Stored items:
┄┄┄┄┄┄
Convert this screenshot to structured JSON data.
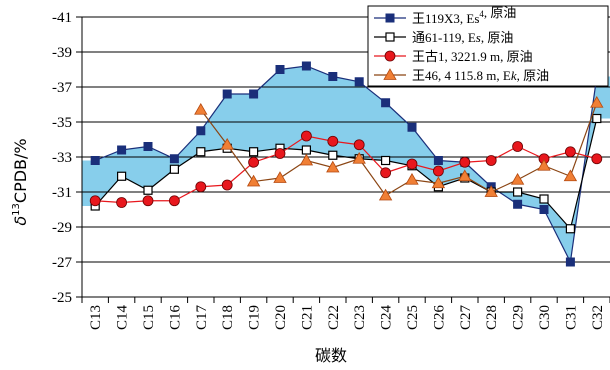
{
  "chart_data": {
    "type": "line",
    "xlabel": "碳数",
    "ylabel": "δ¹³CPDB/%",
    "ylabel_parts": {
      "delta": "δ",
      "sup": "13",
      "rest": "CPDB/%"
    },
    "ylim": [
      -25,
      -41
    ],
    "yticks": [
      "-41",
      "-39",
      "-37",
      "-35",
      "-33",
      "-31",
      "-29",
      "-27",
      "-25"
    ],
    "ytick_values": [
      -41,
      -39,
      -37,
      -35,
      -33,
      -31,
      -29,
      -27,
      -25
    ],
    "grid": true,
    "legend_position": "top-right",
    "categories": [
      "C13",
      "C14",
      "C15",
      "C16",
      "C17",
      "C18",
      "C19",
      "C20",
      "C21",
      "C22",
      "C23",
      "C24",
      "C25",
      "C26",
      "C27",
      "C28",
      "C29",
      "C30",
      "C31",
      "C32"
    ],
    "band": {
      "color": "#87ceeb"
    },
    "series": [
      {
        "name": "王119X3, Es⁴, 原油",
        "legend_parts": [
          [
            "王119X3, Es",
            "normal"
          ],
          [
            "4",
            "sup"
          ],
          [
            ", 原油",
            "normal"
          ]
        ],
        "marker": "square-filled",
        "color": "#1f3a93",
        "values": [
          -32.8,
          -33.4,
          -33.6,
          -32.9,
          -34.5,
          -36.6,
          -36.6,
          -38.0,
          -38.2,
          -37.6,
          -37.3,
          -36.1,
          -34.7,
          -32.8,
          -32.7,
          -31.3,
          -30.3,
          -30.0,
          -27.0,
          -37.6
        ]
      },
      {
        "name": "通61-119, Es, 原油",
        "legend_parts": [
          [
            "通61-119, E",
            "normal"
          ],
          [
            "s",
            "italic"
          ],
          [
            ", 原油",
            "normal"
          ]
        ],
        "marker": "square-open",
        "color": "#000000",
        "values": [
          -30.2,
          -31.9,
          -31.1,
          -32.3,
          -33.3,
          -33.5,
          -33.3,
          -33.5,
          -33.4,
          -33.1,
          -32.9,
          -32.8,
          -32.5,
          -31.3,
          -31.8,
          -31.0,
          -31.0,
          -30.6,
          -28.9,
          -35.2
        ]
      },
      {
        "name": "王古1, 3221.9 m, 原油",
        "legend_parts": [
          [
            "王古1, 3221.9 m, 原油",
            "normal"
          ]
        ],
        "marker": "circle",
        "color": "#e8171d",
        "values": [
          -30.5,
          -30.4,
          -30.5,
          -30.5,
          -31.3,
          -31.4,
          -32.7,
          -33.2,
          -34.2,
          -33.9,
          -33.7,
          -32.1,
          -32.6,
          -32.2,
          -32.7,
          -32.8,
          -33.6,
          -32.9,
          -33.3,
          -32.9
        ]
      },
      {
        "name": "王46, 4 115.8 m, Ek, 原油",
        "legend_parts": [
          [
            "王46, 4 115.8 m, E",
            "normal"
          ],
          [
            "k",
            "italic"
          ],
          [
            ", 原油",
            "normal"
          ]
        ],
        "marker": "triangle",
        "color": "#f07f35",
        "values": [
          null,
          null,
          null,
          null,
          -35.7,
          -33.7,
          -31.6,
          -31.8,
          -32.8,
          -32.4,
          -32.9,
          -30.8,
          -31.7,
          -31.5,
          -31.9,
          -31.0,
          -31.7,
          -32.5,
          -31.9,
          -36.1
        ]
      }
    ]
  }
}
┄┄┄┄┄┄
What is needed:
Omit every picture, then repeat the remaining data exactly as it appears above.

Problem solution:
Convert this screenshot to structured JSON data.
{
  "chart_data": {
    "type": "line",
    "xlabel": "碳数",
    "ylabel": "δ¹³CPDB/%",
    "ylabel_parts": {
      "delta": "δ",
      "sup": "13",
      "rest": "CPDB/%"
    },
    "ylim": [
      -25,
      -41
    ],
    "yticks": [
      "-41",
      "-39",
      "-37",
      "-35",
      "-33",
      "-31",
      "-29",
      "-27",
      "-25"
    ],
    "ytick_values": [
      -41,
      -39,
      -37,
      -35,
      -33,
      -31,
      -29,
      -27,
      -25
    ],
    "grid": true,
    "legend_position": "top-right",
    "categories": [
      "C13",
      "C14",
      "C15",
      "C16",
      "C17",
      "C18",
      "C19",
      "C20",
      "C21",
      "C22",
      "C23",
      "C24",
      "C25",
      "C26",
      "C27",
      "C28",
      "C29",
      "C30",
      "C31",
      "C32"
    ],
    "band": {
      "color": "#87ceeb"
    },
    "series": [
      {
        "name": "王119X3, Es⁴, 原油",
        "legend_parts": [
          [
            "王119X3, Es",
            "normal"
          ],
          [
            "4",
            "sup"
          ],
          [
            ", 原油",
            "normal"
          ]
        ],
        "marker": "square-filled",
        "color": "#1f3a93",
        "values": [
          -32.8,
          -33.4,
          -33.6,
          -32.9,
          -34.5,
          -36.6,
          -36.6,
          -38.0,
          -38.2,
          -37.6,
          -37.3,
          -36.1,
          -34.7,
          -32.8,
          -32.7,
          -31.3,
          -30.3,
          -30.0,
          -27.0,
          -37.6
        ]
      },
      {
        "name": "通61-119, Es, 原油",
        "legend_parts": [
          [
            "通61-119, E",
            "normal"
          ],
          [
            "s",
            "italic"
          ],
          [
            ", 原油",
            "normal"
          ]
        ],
        "marker": "square-open",
        "color": "#000000",
        "values": [
          -30.2,
          -31.9,
          -31.1,
          -32.3,
          -33.3,
          -33.5,
          -33.3,
          -33.5,
          -33.4,
          -33.1,
          -32.9,
          -32.8,
          -32.5,
          -31.3,
          -31.8,
          -31.0,
          -31.0,
          -30.6,
          -28.9,
          -35.2
        ]
      },
      {
        "name": "王古1, 3221.9 m, 原油",
        "legend_parts": [
          [
            "王古1, 3221.9 m, 原油",
            "normal"
          ]
        ],
        "marker": "circle",
        "color": "#e8171d",
        "values": [
          -30.5,
          -30.4,
          -30.5,
          -30.5,
          -31.3,
          -31.4,
          -32.7,
          -33.2,
          -34.2,
          -33.9,
          -33.7,
          -32.1,
          -32.6,
          -32.2,
          -32.7,
          -32.8,
          -33.6,
          -32.9,
          -33.3,
          -32.9
        ]
      },
      {
        "name": "王46, 4 115.8 m, Ek, 原油",
        "legend_parts": [
          [
            "王46, 4 115.8 m, E",
            "normal"
          ],
          [
            "k",
            "italic"
          ],
          [
            ", 原油",
            "normal"
          ]
        ],
        "marker": "triangle",
        "color": "#f07f35",
        "values": [
          null,
          null,
          null,
          null,
          -35.7,
          -33.7,
          -31.6,
          -31.8,
          -32.8,
          -32.4,
          -32.9,
          -30.8,
          -31.7,
          -31.5,
          -31.9,
          -31.0,
          -31.7,
          -32.5,
          -31.9,
          -36.1
        ]
      }
    ]
  }
}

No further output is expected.